Start of Material supplied

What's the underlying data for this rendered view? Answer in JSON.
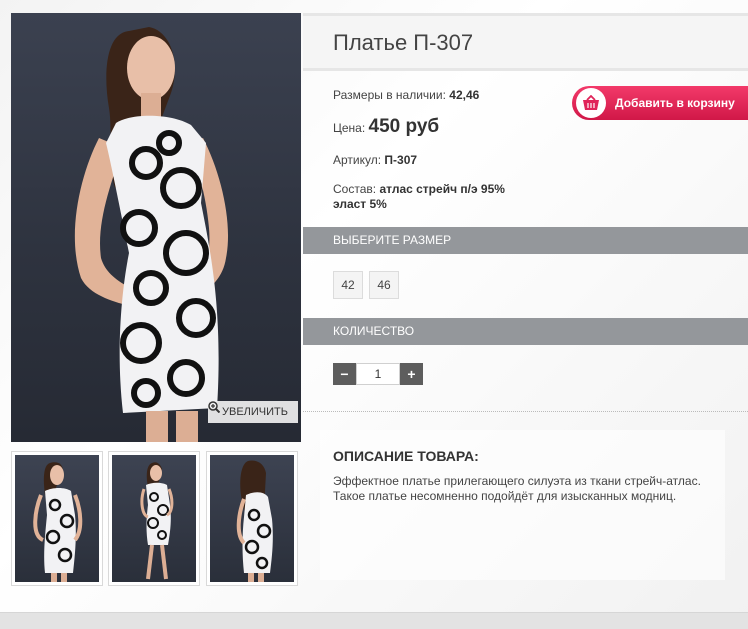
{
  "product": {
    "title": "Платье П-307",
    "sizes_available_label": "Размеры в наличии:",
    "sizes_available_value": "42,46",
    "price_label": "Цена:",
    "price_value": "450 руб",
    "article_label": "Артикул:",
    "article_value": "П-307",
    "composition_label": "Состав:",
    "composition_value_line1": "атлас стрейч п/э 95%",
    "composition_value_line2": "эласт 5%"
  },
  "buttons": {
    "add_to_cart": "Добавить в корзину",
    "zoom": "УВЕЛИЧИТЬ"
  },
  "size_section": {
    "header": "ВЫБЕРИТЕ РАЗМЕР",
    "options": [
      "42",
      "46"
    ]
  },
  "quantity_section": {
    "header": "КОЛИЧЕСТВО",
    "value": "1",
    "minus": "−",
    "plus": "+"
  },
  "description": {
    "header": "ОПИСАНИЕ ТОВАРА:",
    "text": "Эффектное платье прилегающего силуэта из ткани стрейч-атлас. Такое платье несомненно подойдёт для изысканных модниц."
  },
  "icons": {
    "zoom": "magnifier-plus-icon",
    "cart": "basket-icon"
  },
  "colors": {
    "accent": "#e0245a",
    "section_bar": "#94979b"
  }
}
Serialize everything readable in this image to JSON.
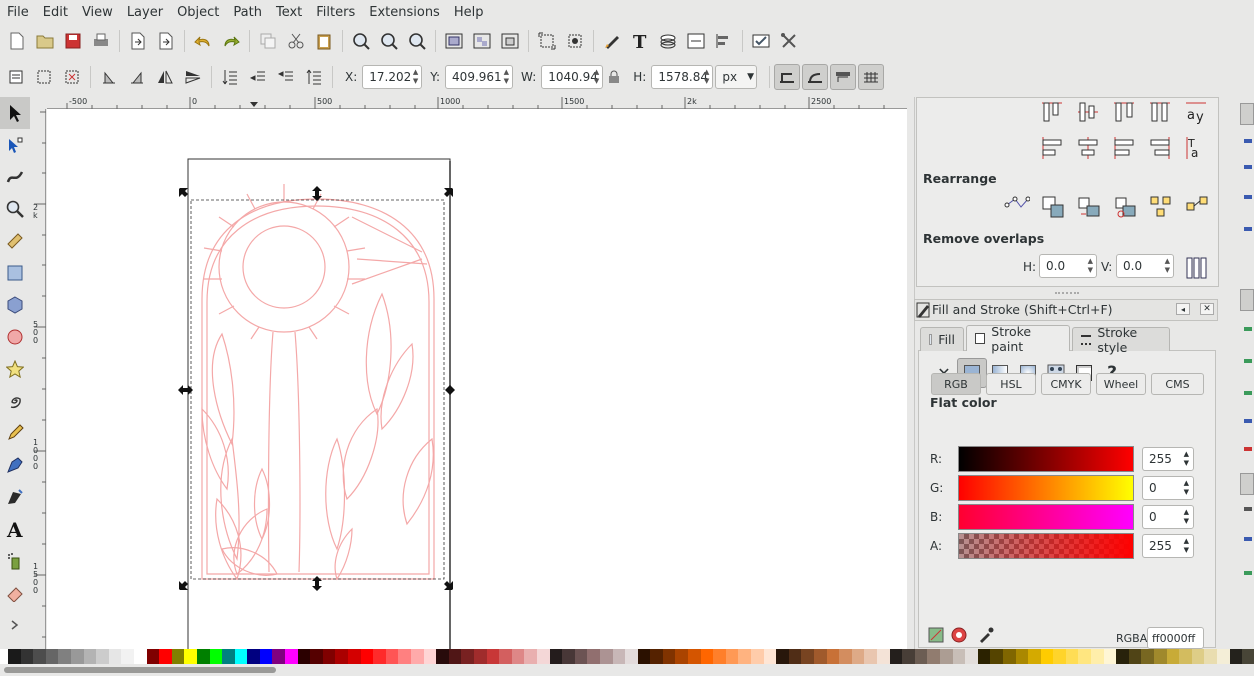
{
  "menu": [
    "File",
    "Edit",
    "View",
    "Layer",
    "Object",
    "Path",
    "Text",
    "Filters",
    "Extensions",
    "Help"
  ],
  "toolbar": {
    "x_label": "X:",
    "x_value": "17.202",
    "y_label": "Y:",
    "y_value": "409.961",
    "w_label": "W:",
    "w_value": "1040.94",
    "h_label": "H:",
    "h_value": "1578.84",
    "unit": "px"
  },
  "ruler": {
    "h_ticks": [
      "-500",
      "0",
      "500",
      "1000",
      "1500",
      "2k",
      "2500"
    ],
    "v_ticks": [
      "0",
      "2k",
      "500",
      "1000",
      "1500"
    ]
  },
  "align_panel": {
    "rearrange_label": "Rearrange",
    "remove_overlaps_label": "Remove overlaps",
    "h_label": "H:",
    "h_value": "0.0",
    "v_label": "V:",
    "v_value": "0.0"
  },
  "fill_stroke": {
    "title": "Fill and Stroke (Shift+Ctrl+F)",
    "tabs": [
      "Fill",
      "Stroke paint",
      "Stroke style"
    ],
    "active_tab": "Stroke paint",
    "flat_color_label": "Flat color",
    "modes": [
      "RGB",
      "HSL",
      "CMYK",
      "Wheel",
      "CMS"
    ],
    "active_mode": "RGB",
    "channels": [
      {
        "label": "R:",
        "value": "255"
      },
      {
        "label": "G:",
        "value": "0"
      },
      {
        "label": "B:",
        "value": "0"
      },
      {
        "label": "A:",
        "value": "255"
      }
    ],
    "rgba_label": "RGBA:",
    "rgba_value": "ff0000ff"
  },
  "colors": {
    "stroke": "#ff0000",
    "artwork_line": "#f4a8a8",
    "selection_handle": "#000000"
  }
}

End of Material supplied
Start of Material supplied

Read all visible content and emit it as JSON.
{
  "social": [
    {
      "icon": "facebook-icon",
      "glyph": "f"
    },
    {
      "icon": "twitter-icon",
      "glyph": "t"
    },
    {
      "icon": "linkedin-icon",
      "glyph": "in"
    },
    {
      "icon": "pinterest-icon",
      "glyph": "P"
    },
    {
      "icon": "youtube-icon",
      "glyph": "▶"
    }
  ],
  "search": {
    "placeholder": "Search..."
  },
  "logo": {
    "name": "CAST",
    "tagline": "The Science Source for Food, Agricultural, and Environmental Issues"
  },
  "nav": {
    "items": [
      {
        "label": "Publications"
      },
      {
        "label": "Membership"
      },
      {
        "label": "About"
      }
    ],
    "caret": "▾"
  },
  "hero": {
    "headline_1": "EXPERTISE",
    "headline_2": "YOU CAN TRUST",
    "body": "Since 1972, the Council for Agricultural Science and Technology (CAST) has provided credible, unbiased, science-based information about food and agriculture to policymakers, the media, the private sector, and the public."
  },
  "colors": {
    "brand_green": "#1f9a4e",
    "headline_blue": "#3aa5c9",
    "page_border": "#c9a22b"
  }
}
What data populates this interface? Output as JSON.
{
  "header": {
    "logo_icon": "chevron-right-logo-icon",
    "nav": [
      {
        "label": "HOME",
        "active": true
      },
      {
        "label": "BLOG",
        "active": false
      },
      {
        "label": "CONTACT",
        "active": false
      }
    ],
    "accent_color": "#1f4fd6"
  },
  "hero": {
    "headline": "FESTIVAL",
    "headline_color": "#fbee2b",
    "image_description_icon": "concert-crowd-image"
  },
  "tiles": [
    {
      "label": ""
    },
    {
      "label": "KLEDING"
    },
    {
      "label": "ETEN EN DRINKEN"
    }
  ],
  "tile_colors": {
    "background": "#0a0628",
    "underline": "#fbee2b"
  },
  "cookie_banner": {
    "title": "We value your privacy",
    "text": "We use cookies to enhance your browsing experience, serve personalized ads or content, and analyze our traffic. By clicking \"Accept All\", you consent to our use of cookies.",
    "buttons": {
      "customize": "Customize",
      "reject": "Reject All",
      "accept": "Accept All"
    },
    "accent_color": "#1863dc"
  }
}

End of Material supplied

§ **What the task asks**
What is the number of lines that contain "paint"? Reply with that number alone.

§ **Worked solution**
2